In the criminal and civil investigations of the biggest Ponzi scheme ever, the searchlights never blink. And now, more than ever, Andrew Madoff, the 44-year-old younger brother of Mark Madoff, who killed himself on Saturday, will be a key focus.
One look at the bankruptcy trustee's complaint against the Madoff brothers makes it clear that from a legal point of view, they might as well be twins. No doubt prosecutors from the U.S. Attorney's Office in Manhattan have been seeing the duo as one, and possible joint co-defendants, since the brothers turned in their father, Bernie, to the FBI on Dec. 10, 2008, and asserted their lack of knowledge about the Ponzi scheme that funded the family businesses.
The Madoff brothers shared titles and alleged responsibilities at Bernard L. Madoff Investment Securities in New York and were directors of the separately incorporated Madoff operation in London. Mark Madoff was the trustee of Andrew's children's trust funds and vice versa. Mark was a University of Michigan graduate; Andrew a Wharton School-University of Pennsylvania man.

● ● ● ● ●

> SHORT TASK 1
Using the article on the Madoff brothers, answer the following:
(a) How old is Andrew Madoff?
(b) On what date did the brothers turn in their father to the FBI?
(c) From which university did Mark Madoff graduate?
> SHORT TASK 2
Write a continuation of the article on the Madoff brothers, beginning immediately after its final sentence.

[Data drawn from a collection]

● ● ● ● ●

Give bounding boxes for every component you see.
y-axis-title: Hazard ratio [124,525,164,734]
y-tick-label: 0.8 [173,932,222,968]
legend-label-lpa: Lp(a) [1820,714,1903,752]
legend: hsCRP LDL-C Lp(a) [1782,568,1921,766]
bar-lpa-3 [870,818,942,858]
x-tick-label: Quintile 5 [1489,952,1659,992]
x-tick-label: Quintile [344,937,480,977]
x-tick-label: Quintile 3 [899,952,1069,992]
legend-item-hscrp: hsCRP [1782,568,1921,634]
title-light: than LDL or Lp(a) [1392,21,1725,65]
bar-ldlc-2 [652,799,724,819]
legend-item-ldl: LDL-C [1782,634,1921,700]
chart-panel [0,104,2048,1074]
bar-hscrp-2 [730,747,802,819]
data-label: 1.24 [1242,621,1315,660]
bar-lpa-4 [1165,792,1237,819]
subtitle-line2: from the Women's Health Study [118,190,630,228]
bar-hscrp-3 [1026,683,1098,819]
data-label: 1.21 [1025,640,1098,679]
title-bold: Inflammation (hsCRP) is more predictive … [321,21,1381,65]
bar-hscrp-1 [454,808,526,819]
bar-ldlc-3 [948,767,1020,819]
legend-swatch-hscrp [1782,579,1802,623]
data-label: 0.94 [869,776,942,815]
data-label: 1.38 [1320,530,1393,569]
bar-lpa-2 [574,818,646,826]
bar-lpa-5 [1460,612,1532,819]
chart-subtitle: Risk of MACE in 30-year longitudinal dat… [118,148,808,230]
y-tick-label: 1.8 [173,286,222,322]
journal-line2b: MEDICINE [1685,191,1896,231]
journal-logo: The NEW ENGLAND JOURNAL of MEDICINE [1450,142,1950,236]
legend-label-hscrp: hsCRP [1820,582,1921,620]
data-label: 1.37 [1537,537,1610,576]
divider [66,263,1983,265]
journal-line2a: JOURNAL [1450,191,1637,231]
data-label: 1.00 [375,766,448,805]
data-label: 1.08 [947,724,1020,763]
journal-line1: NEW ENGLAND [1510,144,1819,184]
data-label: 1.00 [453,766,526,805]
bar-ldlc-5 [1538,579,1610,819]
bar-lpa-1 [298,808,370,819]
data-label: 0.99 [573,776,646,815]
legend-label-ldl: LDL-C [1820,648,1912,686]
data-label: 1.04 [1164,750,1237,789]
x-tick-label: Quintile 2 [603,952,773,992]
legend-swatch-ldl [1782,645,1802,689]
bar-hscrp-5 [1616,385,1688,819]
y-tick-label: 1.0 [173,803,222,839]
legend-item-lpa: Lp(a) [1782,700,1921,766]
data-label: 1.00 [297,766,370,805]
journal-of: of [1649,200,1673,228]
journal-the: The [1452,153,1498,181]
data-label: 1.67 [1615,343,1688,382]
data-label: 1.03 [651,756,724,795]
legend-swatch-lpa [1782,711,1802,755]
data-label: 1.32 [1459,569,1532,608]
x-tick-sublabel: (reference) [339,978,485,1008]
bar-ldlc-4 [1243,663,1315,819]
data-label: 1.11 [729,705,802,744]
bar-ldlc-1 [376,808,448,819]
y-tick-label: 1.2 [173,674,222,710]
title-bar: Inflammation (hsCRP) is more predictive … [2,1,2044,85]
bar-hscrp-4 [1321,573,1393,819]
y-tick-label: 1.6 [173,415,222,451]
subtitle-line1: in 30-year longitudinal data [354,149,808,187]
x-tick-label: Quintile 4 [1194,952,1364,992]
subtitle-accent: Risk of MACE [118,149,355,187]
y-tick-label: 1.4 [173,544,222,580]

● ● ● ● ●

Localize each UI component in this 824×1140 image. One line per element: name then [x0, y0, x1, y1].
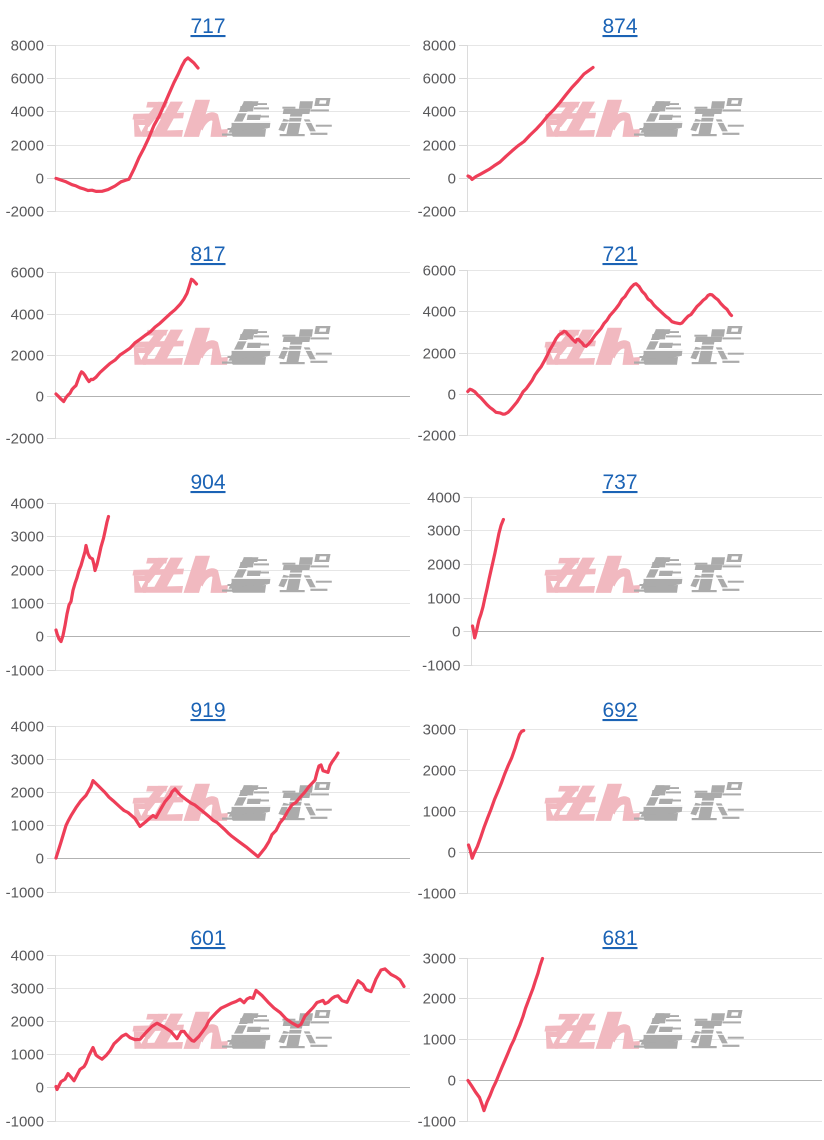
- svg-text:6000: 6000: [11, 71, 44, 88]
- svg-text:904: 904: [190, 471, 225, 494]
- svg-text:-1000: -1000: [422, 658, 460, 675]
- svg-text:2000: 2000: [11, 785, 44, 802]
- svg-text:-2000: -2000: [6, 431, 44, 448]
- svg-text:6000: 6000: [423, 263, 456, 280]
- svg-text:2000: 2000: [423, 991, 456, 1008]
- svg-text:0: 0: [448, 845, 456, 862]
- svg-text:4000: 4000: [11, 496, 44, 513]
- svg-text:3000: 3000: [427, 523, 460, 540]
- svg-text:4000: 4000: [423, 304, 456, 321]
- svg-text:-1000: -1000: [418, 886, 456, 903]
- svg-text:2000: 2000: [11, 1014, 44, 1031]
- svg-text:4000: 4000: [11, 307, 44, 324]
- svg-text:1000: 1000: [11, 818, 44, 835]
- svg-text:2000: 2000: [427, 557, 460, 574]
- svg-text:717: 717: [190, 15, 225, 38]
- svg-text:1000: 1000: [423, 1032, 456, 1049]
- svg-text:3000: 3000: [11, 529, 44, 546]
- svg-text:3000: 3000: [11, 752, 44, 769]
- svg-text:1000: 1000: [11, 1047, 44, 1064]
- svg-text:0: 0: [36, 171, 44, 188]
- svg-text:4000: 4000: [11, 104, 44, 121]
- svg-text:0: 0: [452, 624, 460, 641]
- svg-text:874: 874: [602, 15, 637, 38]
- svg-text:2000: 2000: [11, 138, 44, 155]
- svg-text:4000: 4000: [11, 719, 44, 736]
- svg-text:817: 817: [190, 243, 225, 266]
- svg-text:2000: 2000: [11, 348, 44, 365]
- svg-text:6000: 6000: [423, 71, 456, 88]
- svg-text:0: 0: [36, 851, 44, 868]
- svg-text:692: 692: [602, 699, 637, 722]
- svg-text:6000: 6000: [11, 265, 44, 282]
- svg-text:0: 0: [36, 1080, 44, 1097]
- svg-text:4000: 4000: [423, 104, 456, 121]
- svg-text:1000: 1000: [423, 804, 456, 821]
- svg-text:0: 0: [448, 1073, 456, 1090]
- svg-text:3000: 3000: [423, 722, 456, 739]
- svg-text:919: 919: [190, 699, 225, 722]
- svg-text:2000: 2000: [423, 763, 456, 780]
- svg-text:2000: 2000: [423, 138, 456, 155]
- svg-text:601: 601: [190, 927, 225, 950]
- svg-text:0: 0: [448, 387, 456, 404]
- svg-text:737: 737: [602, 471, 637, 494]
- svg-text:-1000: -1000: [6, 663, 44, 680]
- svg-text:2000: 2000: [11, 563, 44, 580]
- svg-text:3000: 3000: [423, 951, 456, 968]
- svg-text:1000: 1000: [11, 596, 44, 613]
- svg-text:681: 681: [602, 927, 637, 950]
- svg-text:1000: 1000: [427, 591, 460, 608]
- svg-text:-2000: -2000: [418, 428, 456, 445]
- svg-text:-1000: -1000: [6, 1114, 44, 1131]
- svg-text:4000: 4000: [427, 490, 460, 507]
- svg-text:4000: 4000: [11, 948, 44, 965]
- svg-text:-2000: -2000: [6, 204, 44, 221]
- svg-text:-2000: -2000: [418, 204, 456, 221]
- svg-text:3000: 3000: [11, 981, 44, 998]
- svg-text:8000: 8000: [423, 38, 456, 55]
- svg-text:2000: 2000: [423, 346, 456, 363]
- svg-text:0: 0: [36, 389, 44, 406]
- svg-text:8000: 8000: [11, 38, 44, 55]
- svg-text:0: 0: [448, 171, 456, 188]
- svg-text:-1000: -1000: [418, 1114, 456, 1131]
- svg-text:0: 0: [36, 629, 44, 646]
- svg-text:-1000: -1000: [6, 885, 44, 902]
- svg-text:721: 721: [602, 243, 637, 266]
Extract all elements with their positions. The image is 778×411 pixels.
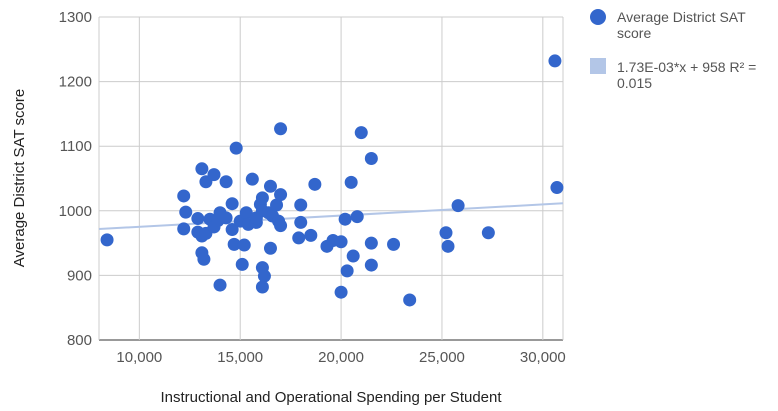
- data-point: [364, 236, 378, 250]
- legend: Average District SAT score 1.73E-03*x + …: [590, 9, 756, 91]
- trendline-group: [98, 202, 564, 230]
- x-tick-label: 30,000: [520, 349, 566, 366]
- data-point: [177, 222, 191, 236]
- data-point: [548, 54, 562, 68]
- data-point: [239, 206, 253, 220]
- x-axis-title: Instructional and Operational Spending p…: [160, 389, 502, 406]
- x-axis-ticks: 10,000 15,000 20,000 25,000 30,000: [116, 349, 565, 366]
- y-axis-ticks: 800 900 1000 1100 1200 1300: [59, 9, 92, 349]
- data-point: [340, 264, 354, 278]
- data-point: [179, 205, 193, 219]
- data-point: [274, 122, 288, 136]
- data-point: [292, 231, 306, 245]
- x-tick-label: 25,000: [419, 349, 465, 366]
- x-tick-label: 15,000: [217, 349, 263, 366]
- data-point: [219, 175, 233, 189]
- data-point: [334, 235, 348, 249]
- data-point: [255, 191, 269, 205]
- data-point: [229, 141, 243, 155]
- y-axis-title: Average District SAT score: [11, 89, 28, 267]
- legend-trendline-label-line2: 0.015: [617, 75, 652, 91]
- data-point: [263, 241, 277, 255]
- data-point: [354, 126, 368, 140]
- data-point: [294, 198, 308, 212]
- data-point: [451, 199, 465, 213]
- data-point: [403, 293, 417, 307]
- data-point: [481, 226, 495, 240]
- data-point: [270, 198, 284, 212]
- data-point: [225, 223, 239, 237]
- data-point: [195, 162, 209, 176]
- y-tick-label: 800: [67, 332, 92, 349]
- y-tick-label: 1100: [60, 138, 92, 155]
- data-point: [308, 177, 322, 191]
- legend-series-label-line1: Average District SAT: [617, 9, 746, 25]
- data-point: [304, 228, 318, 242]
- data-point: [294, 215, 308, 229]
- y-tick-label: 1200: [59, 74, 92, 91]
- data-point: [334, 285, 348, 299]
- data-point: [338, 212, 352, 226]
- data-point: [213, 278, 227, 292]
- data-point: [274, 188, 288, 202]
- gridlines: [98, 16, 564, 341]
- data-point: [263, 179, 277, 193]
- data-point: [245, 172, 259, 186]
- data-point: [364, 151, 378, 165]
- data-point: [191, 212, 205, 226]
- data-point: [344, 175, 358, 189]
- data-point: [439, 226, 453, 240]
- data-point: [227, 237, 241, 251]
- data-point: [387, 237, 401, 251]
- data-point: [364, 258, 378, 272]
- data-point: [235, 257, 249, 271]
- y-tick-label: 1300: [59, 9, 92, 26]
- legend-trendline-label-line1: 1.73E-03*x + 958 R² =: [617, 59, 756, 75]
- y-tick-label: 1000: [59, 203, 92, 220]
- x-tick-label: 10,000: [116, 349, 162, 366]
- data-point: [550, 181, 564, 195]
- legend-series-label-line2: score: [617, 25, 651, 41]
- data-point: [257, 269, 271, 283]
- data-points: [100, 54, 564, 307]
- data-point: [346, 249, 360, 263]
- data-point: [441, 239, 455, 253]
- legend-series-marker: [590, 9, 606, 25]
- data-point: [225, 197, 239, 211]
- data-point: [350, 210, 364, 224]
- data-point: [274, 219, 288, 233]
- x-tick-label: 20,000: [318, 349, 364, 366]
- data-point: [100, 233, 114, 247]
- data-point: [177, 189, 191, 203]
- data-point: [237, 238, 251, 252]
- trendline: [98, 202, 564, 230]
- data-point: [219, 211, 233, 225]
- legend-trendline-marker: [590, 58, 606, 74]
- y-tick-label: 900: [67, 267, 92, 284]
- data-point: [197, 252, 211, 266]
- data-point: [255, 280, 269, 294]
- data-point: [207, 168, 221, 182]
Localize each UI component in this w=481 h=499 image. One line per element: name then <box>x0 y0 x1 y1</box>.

● ● ● ● ●

> TASK RESPONSE 1
(a) 44
(b) Dec. 10, 2008
(c) The University of Michigan

> TASK RESPONSE 2
But as a family friend told The New York Times, "Andy was always tougher than Mark."
And, on advice of counsel, neither one has apparently talked to their father or their mother Ruth in two years. Andrew still will not see or talk to his father any time soon, as the Bureau of Prisons already has decided that Bernard Madoff will not be allowed to take a furlough from the 150-year sentence he is serving at federal prison in Butner, North Carolina, for his son Mark's funeral.
While bankruptcy trustee Irving Picard said in a statement: "This is a tragic development and my sympathy goes out to Mark Madoff's family," it was hardly an apology. His counsel, David Sheehan, from Baker & Hostetler, also confirmed to The Daily Beast: "The trustee will move forward with all the litigation that has been filed, including the litigation in which Mark Madoff is named."
In other words, Mark Madoff's estate will now be a party to all the legal action.
The job of the bankruptcy trustee, in his pursuit of Madoff money, is to be implacable, unblinking, undeterred, and totally determined. In the case of the Madoff brothers, the trustee's legal papers say each brother got about $60 million from the family enterprises and their parents that was stolen from investors.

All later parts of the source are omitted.